WHAT YOU WILL DO:
Pick out each line containing the string "object" and copy it.

EXERCISE INPUT:
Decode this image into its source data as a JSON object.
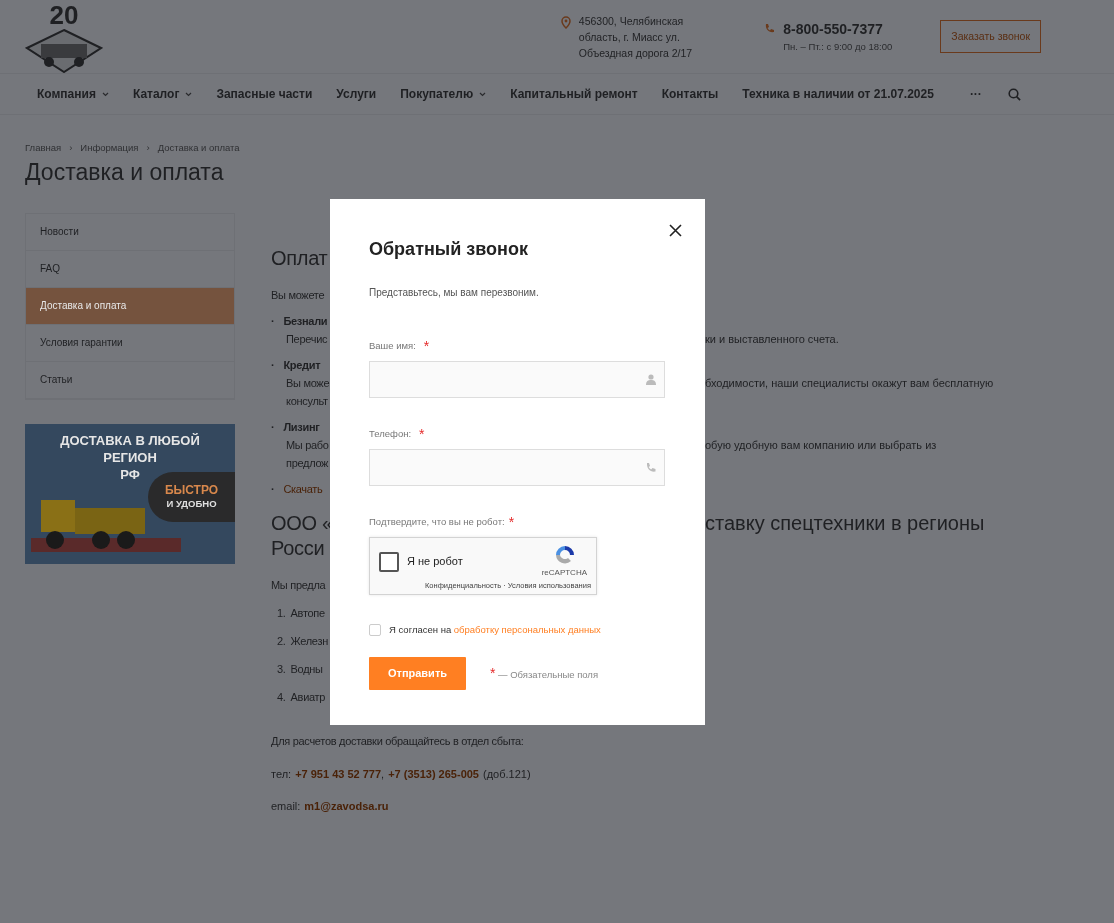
* * *
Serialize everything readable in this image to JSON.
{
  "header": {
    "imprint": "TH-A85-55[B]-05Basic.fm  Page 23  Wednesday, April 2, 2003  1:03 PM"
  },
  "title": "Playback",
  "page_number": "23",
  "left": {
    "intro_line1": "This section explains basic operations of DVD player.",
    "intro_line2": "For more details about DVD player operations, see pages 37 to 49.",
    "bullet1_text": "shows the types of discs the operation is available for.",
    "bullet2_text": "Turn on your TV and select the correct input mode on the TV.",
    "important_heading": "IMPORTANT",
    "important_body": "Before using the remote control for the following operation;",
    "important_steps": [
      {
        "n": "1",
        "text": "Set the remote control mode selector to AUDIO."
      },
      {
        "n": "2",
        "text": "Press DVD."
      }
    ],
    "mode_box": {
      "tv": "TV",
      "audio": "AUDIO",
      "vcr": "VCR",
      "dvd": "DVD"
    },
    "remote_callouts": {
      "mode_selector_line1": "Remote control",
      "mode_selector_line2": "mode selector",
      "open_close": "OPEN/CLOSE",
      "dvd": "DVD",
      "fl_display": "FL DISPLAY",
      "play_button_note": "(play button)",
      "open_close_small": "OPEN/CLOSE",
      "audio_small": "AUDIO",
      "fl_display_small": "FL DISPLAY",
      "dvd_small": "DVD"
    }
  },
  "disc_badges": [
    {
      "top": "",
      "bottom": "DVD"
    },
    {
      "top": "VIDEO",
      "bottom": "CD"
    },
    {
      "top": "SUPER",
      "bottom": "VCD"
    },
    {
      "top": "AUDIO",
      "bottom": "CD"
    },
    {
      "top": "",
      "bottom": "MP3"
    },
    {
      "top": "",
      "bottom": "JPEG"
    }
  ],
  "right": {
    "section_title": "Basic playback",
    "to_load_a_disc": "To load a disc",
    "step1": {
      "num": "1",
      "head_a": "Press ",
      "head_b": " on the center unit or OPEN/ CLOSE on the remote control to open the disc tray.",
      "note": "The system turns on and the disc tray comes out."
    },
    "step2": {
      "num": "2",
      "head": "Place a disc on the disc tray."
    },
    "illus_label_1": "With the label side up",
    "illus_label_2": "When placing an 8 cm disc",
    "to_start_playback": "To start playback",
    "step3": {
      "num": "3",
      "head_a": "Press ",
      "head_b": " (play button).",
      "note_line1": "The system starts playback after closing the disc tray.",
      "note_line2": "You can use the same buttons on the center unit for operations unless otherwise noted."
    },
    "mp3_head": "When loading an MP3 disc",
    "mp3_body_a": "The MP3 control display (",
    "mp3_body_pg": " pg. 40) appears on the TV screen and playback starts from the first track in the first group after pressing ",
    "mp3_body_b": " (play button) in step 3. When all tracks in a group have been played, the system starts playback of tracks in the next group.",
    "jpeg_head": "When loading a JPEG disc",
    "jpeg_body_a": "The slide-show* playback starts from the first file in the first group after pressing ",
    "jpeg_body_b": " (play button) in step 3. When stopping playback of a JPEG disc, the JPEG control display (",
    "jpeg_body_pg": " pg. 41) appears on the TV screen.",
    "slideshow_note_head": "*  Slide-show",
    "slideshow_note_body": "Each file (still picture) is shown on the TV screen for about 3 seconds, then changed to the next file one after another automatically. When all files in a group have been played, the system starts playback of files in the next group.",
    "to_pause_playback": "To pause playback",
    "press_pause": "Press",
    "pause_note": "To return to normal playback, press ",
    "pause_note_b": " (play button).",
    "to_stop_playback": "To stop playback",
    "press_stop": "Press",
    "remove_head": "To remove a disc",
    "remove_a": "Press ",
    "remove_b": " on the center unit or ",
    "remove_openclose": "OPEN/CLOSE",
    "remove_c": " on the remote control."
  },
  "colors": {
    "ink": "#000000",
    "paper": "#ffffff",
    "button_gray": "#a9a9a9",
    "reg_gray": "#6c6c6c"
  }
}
* * *
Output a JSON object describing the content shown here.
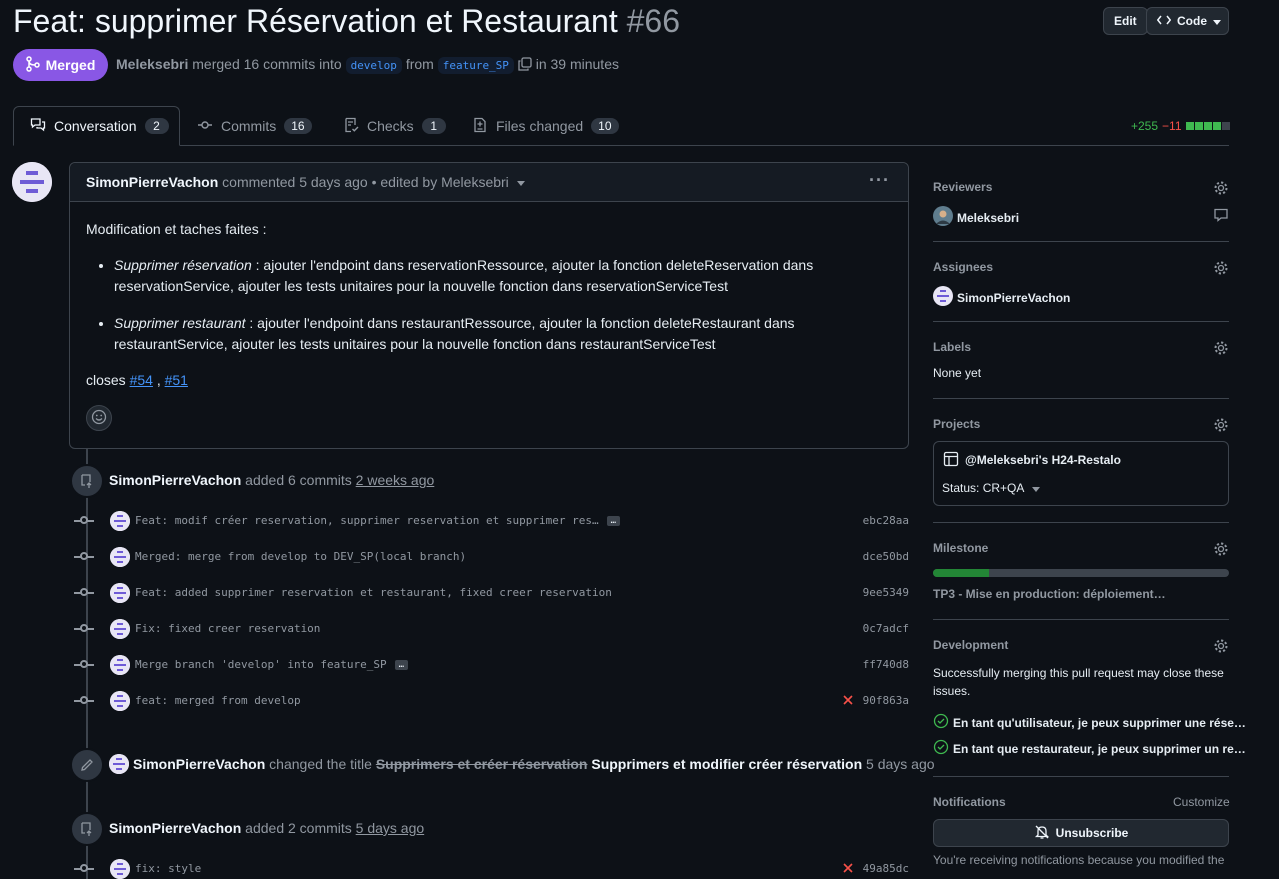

THE COMPLETED TASK:
Decode this image into its source data as a JSON object.
Output a JSON object describing the content shown here.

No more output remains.